--- Start Records for this exercise ---

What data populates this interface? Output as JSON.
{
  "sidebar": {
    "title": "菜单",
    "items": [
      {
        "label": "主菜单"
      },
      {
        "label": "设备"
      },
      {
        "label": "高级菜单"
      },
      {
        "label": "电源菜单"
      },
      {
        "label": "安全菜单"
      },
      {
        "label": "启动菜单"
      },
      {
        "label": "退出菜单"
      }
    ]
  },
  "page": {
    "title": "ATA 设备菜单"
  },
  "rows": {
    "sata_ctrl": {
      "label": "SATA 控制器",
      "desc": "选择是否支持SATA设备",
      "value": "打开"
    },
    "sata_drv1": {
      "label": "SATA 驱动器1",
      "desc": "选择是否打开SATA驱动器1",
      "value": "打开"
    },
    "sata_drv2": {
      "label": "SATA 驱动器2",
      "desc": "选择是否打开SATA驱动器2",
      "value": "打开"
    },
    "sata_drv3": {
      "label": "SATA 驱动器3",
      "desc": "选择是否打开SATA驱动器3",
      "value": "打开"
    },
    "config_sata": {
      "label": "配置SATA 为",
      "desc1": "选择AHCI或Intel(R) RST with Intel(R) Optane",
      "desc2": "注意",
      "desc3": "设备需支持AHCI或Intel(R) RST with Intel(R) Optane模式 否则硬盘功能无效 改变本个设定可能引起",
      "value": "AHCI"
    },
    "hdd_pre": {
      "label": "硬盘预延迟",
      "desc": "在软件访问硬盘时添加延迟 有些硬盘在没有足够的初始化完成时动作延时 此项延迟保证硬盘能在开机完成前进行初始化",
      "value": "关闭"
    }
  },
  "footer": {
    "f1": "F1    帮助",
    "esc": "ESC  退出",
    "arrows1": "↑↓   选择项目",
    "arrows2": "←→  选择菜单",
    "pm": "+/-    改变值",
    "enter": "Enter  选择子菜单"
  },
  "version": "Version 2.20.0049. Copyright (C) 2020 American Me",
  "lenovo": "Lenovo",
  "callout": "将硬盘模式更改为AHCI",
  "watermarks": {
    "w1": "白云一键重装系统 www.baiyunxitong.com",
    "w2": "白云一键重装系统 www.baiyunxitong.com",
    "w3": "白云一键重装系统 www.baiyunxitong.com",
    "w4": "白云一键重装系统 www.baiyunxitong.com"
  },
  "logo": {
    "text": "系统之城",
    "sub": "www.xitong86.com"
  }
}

--- End Records for this exercise ---

* [Given request]: Report back each line of the entries that holds the string "with".

* [Written response]:
      "desc1": "选择AHCI或Intel(R) RST with Intel(R) Optane",
      "desc3": "设备需支持AHCI或Intel(R) RST with Intel(R) Optane模式 否则硬盘功能无效 改变本个设定可能引起",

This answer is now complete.